Problem: Can you find the lines of the listing that include "nikdo" and copy every one?

Entries supplied:
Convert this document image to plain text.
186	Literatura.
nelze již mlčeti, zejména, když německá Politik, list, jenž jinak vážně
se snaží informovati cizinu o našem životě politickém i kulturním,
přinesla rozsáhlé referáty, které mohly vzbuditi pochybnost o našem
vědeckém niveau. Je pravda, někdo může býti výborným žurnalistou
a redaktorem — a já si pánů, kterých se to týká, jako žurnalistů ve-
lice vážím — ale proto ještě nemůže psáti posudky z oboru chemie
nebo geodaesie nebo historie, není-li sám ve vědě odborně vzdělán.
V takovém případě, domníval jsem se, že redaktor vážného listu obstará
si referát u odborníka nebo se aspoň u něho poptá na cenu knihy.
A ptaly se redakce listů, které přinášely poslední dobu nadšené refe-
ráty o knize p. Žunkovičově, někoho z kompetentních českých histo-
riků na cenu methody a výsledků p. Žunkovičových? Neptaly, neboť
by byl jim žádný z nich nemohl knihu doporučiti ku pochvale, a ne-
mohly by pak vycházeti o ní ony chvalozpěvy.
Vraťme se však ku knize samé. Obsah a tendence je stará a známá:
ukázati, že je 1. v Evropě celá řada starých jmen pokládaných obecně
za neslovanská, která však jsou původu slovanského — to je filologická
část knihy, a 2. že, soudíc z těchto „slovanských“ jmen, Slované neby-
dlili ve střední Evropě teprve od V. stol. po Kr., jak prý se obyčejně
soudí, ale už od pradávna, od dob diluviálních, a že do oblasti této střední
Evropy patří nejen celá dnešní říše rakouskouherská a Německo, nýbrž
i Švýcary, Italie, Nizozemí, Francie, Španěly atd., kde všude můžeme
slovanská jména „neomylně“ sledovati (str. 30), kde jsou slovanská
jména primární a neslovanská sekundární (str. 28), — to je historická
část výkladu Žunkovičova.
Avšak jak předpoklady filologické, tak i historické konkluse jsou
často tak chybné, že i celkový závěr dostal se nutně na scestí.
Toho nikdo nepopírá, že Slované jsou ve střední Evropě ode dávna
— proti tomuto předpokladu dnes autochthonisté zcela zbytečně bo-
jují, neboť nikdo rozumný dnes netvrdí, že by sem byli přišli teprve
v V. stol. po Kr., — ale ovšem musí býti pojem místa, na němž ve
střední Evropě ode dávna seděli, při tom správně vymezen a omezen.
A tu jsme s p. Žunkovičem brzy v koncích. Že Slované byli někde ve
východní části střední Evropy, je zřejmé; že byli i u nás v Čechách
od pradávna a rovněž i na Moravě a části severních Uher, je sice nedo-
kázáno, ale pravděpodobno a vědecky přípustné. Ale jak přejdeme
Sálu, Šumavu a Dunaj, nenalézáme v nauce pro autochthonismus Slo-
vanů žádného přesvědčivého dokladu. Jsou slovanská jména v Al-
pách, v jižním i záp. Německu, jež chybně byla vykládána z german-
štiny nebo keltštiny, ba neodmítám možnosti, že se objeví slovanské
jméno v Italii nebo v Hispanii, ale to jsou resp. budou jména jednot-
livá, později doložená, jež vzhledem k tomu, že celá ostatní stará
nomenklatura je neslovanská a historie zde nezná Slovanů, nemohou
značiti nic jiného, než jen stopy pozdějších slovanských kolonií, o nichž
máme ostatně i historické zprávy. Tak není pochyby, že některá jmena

Result:
Toho nikdo nepopírá, že Slované jsou ve střední Evropě ode dávna
jují, neboť nikdo rozumný dnes netvrdí, že by sem byli přišli teprve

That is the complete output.